> _EXERCISE GOAL_
Please pull out every line that includes the string "issue".

Data items
---*---

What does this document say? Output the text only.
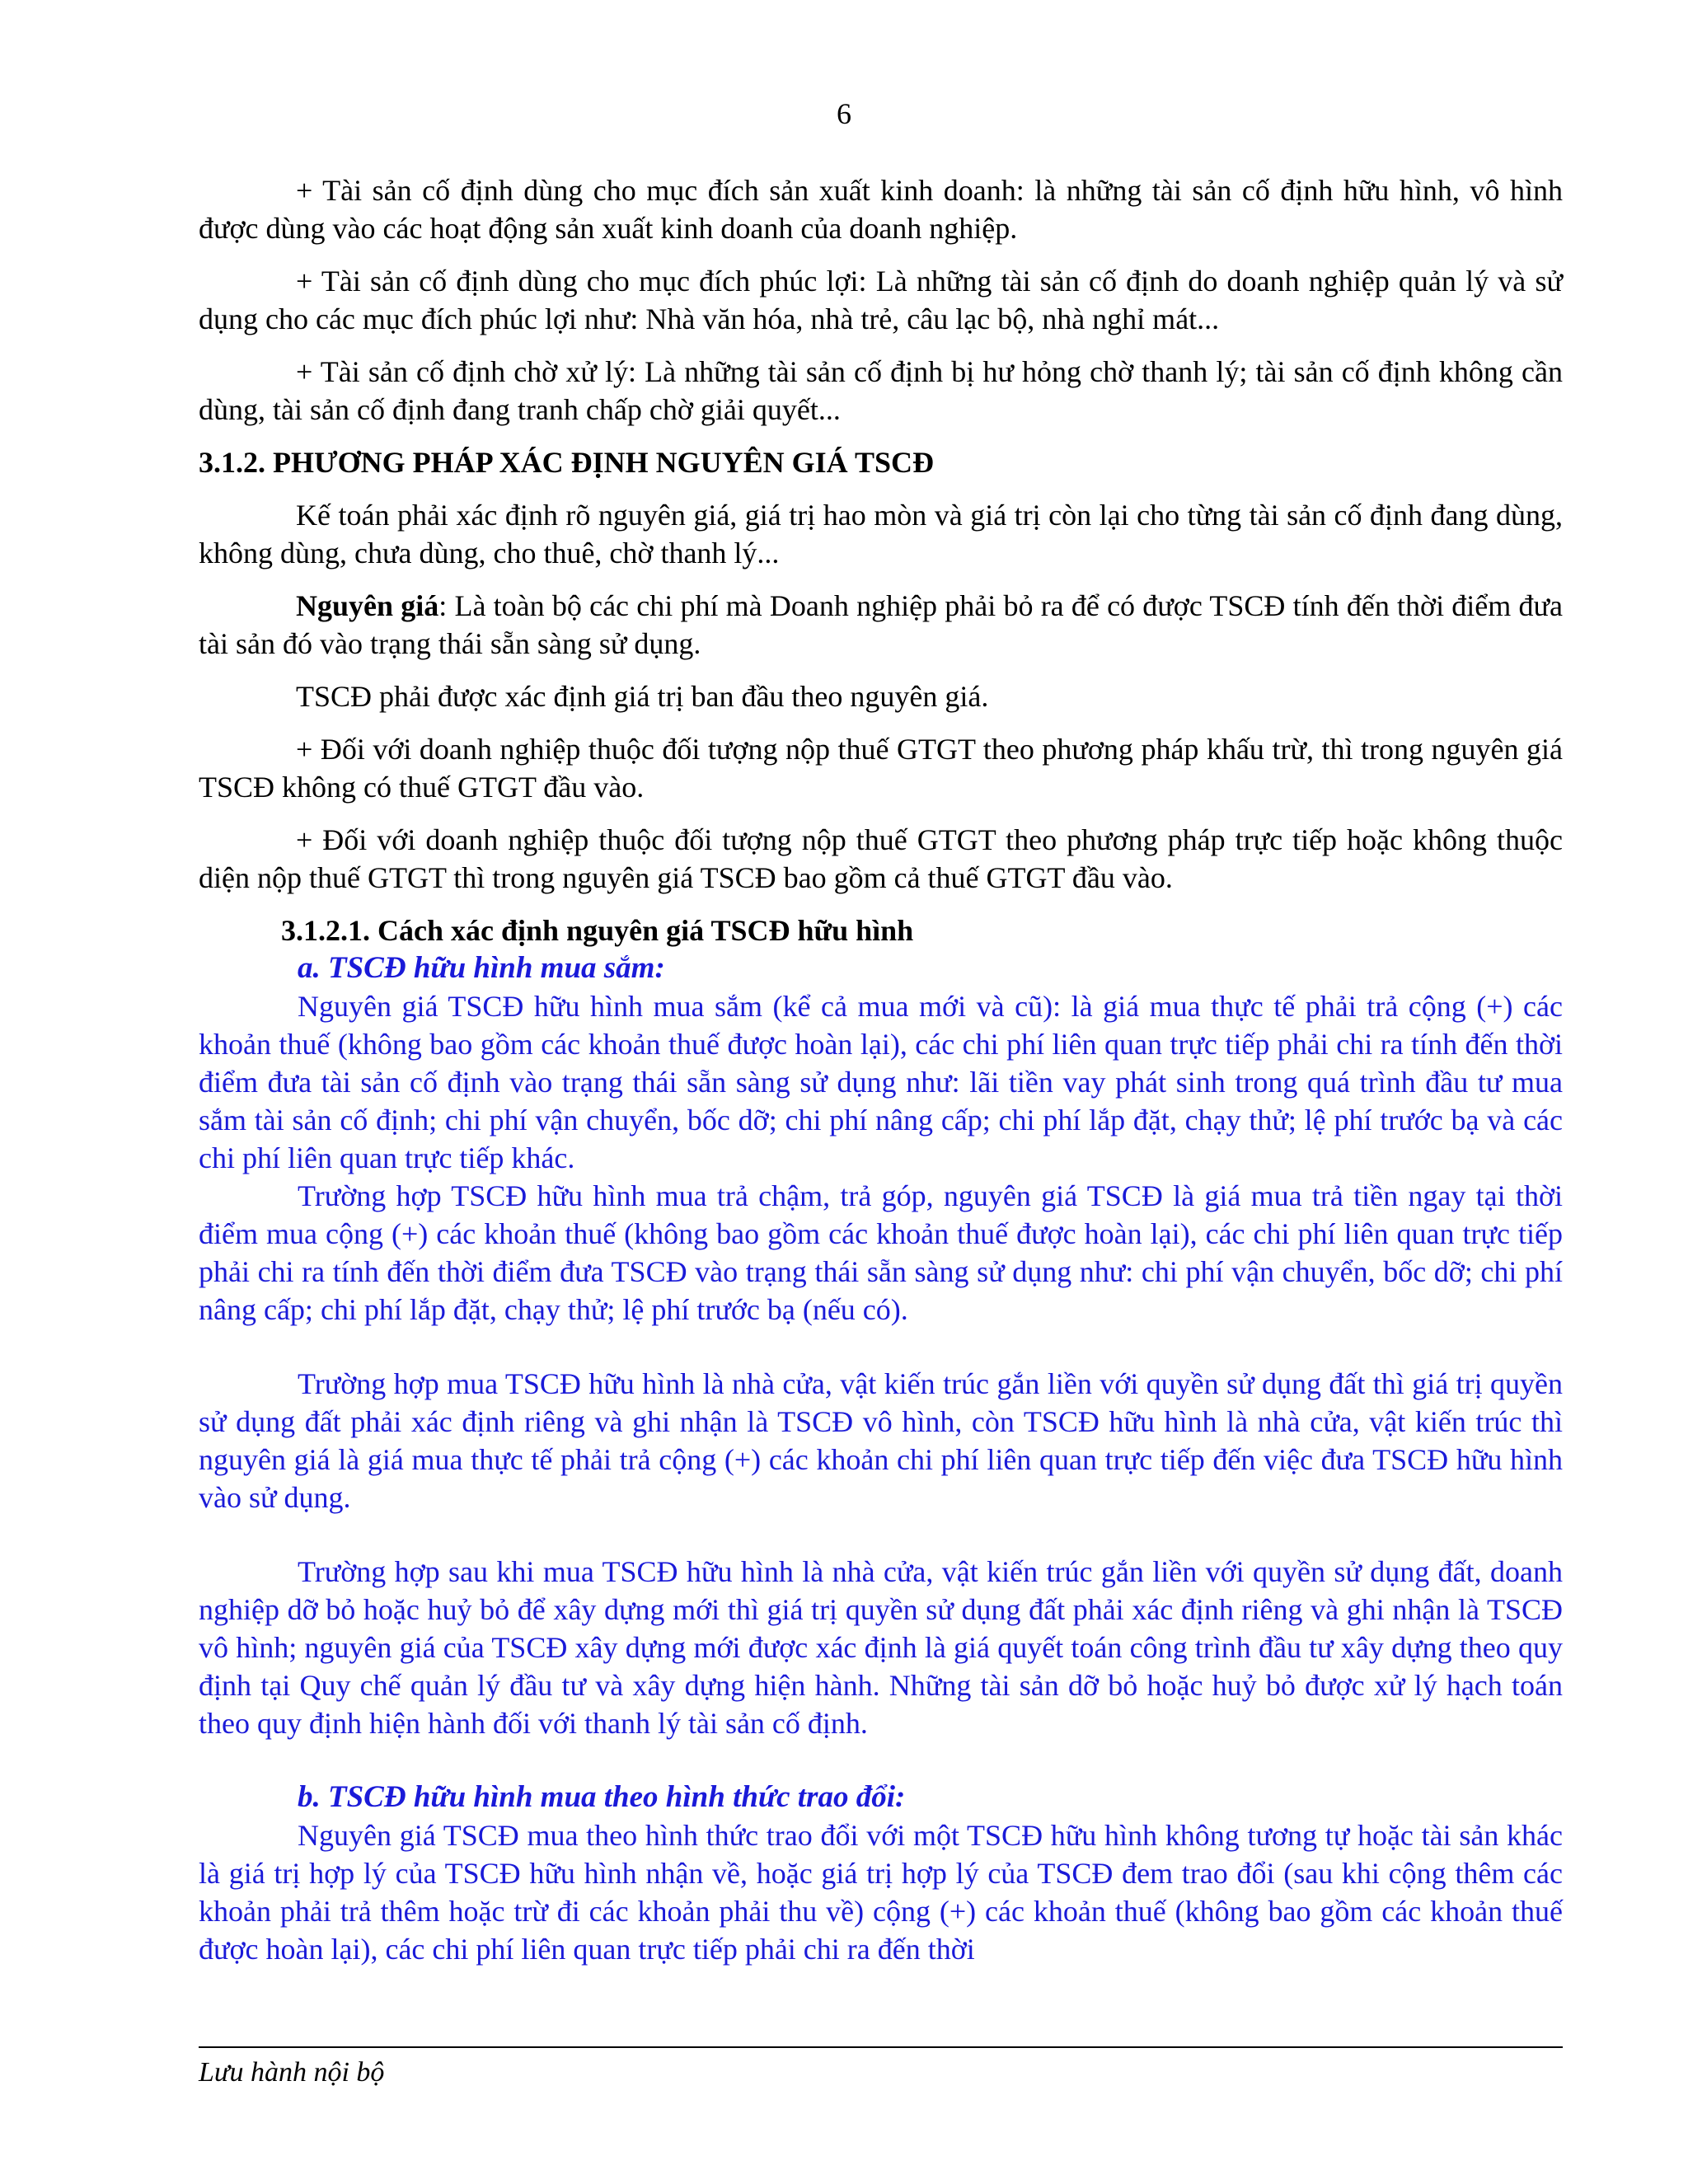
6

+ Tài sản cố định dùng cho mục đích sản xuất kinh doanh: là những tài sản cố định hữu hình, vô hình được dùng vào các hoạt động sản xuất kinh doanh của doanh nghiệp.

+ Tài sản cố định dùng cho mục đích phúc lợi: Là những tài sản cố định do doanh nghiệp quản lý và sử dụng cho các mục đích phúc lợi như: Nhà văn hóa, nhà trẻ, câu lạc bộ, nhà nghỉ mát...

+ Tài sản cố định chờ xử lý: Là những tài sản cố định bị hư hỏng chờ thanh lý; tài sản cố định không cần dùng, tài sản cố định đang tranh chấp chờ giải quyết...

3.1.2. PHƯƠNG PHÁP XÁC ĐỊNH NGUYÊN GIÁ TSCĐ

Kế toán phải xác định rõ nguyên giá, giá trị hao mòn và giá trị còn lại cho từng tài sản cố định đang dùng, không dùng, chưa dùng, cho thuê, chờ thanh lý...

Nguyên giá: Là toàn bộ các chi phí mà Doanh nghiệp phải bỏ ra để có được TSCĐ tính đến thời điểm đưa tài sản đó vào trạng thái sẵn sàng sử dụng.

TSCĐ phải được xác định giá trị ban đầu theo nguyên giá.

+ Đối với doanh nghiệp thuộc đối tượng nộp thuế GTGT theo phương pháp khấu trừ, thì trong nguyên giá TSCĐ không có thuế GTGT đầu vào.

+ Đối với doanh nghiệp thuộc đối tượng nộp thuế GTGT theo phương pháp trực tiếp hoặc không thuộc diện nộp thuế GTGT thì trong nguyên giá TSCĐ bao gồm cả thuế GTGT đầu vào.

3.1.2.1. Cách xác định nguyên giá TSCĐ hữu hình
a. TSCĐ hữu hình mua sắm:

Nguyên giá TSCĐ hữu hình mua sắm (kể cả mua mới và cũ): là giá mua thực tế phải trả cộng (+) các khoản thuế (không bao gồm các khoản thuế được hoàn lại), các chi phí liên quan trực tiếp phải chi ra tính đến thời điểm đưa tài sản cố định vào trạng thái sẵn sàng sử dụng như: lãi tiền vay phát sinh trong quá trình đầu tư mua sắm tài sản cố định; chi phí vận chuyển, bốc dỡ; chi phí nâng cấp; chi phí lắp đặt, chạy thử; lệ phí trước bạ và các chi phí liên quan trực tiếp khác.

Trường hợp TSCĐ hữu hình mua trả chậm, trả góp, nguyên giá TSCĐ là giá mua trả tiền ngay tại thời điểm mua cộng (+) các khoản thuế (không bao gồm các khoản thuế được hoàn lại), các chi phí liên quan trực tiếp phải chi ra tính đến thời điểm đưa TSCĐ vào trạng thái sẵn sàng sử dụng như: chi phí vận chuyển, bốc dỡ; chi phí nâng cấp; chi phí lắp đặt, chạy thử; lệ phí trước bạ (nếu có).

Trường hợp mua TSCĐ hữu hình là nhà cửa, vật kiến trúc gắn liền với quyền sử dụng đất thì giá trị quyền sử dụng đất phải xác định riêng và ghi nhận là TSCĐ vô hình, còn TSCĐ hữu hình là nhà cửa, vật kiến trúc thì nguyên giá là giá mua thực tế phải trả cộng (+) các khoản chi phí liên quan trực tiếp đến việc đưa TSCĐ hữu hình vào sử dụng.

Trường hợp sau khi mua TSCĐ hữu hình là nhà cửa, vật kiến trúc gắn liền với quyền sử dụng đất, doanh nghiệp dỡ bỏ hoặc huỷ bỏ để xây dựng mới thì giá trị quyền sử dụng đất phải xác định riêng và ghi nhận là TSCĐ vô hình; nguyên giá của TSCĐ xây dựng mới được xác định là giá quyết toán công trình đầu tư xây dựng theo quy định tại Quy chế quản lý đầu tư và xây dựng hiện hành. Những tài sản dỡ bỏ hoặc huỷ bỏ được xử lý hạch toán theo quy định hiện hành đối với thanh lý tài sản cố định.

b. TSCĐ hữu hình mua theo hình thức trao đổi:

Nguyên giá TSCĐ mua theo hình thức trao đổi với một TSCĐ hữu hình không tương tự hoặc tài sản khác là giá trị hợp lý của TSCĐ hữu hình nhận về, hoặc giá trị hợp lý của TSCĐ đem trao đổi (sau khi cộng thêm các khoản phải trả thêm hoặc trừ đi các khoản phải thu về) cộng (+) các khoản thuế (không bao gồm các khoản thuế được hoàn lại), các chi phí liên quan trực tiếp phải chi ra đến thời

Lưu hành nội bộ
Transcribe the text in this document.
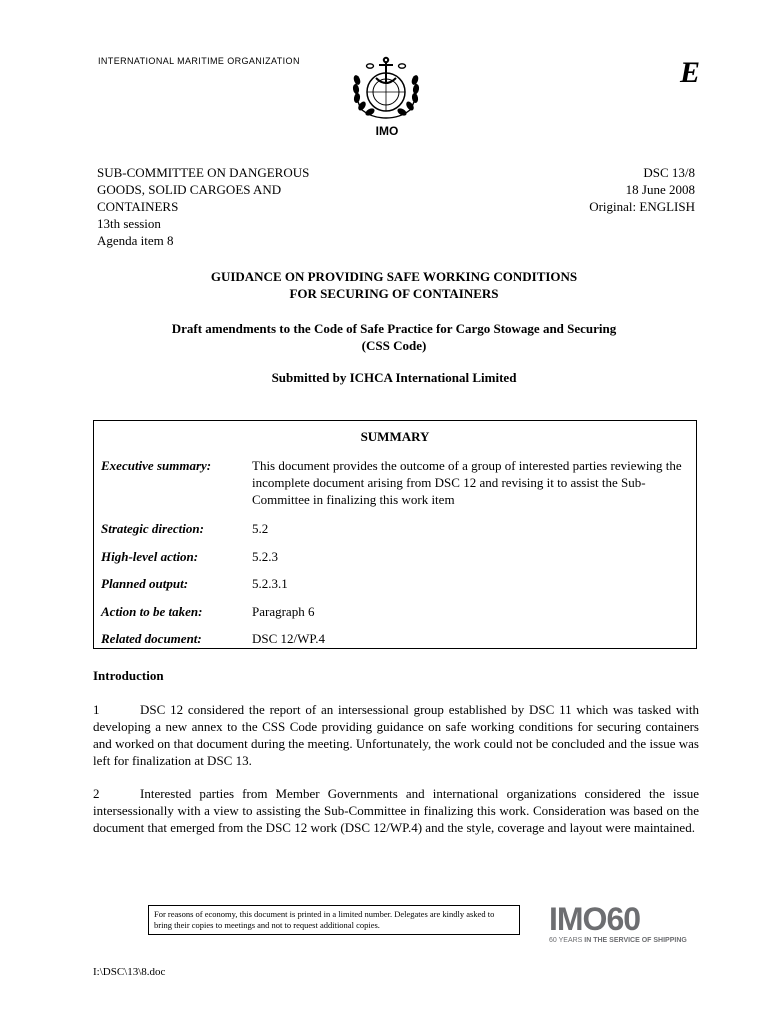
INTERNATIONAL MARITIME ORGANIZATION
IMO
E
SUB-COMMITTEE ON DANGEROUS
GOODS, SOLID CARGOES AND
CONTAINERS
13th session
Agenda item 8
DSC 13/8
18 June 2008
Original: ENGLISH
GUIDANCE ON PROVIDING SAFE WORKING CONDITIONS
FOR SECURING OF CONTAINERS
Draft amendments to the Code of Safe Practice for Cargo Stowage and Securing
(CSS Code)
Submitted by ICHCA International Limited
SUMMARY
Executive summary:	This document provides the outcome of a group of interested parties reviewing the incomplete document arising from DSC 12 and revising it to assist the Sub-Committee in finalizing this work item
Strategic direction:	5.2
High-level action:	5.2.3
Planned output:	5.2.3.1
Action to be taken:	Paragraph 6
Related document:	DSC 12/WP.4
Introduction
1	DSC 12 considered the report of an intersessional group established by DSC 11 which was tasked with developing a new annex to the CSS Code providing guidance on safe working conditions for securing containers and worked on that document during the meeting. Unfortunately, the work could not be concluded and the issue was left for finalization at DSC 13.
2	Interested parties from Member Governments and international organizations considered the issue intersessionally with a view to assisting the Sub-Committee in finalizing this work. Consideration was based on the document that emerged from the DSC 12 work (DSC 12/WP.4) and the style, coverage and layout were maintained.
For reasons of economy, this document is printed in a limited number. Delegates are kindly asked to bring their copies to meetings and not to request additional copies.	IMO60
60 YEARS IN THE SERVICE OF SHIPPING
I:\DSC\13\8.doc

---*---

> _FINAL RESULT_
1	DSC 12 considered the report of an intersessional group established by DSC 11 which was tasked with developing a new annex to the CSS Code providing guidance on safe working conditions for securing containers and worked on that document during the meeting. Unfortunately, the work could not be concluded and the issue was left for finalization at DSC 13.
2	Interested parties from Member Governments and international organizations considered the issue intersessionally with a view to assisting the Sub-Committee in finalizing this work. Consideration was based on the document that emerged from the DSC 12 work (DSC 12/WP.4) and the style, coverage and layout were maintained.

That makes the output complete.